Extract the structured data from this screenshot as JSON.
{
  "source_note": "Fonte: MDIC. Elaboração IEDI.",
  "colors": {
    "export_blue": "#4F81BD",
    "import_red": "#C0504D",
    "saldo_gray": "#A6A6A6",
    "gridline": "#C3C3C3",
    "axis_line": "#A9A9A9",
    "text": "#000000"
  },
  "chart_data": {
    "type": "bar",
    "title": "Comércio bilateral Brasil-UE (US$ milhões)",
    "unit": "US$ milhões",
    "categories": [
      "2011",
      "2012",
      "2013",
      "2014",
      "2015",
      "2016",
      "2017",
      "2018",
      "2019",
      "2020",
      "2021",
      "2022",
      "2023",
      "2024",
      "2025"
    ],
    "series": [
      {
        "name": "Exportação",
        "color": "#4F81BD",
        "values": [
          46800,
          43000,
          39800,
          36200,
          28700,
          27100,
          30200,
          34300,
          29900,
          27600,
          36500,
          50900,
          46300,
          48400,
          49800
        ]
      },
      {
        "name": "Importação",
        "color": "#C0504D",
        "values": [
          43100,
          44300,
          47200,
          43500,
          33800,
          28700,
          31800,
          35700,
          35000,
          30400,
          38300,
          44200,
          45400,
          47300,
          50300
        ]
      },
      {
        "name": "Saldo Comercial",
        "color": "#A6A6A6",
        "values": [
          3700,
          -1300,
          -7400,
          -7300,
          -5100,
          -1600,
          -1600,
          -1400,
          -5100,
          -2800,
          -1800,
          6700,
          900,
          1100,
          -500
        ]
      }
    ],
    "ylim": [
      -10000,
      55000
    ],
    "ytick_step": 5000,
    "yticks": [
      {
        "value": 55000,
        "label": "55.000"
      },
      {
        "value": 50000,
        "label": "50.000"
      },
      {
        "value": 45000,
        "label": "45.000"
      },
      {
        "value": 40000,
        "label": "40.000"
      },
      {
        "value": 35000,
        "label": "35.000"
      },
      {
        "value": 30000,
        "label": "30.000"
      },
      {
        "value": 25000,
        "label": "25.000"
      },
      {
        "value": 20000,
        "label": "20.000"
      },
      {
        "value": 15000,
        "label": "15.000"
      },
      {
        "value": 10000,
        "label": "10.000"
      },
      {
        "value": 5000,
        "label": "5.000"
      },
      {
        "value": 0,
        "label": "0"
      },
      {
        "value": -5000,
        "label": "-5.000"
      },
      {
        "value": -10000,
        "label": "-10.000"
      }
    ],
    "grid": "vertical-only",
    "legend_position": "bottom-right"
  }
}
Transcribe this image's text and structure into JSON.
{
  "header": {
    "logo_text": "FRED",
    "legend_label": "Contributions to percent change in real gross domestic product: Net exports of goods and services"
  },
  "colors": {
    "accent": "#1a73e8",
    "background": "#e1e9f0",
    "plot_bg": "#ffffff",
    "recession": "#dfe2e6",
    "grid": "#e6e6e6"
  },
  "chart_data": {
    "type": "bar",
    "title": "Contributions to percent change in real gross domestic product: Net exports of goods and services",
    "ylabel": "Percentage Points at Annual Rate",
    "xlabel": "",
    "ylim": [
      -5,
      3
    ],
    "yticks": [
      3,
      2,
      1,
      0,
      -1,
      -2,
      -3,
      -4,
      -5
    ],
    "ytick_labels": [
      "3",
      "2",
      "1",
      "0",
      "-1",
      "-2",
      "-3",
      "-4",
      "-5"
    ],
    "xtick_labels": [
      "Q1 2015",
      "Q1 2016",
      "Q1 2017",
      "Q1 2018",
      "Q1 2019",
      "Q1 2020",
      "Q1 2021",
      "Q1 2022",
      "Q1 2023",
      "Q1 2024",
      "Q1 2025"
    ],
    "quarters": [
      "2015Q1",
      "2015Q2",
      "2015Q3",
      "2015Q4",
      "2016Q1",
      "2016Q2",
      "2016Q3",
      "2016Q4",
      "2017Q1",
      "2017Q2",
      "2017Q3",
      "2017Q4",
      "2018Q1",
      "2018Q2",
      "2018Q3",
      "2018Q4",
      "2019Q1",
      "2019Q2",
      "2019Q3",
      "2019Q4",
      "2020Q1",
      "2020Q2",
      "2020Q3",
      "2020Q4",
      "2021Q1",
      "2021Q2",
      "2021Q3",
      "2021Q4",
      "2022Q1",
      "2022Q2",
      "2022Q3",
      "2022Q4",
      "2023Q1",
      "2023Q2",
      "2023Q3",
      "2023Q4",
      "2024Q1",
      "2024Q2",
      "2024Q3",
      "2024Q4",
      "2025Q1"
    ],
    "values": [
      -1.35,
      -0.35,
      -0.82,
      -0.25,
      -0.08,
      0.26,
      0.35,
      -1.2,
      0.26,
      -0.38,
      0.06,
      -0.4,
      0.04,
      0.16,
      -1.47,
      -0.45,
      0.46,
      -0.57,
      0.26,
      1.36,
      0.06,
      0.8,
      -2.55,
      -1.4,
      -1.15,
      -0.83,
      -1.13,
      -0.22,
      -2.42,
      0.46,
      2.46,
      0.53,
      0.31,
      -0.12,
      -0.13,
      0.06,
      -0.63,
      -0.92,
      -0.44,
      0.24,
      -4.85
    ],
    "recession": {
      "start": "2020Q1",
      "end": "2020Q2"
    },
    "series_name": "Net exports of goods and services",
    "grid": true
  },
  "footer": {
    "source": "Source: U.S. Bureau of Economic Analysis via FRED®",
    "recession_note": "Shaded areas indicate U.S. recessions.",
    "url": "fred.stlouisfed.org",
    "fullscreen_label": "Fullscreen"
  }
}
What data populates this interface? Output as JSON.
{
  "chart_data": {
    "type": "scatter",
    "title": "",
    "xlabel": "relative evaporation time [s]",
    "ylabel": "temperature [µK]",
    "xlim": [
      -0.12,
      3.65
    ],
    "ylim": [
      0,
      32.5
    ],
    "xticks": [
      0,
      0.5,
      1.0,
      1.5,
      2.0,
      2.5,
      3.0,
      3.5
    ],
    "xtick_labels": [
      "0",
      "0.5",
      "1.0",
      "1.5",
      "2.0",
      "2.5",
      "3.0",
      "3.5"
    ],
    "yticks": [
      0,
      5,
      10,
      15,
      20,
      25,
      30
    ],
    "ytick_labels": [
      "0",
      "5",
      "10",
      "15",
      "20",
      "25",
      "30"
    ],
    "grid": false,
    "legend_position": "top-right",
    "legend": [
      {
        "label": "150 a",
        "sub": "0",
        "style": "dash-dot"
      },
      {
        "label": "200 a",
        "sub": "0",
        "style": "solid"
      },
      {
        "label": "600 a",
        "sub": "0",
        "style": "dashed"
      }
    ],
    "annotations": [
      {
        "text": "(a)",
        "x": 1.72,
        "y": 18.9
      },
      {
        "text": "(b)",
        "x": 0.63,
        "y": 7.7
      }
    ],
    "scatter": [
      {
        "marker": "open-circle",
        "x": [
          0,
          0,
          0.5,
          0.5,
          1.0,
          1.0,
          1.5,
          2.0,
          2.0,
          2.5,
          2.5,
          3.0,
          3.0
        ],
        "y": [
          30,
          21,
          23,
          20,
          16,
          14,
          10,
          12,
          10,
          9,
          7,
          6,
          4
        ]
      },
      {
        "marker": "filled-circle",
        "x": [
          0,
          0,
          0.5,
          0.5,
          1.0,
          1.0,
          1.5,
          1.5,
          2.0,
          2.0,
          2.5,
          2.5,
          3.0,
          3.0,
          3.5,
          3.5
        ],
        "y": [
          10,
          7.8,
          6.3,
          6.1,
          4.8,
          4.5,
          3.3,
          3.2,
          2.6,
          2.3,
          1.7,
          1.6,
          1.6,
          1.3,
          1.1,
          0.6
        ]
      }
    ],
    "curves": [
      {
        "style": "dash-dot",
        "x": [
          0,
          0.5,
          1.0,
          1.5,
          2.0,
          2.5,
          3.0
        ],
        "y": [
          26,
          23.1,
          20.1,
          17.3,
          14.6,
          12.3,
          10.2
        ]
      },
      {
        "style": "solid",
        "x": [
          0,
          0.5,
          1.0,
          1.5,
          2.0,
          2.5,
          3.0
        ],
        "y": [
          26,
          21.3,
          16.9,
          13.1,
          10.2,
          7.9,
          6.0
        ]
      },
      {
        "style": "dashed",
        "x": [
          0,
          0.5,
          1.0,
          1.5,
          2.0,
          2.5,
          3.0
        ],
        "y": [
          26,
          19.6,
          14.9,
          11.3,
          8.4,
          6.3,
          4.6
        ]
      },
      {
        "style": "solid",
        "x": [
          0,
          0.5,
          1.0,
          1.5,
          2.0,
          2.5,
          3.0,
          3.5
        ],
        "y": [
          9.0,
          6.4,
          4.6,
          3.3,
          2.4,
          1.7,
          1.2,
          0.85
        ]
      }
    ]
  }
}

============

- **Instructions for the task**
Copy each line from the records above that includes the string "right".

- **Problem solution**
    "legend_position": "bottom-right"
    "legend_position": "top-right",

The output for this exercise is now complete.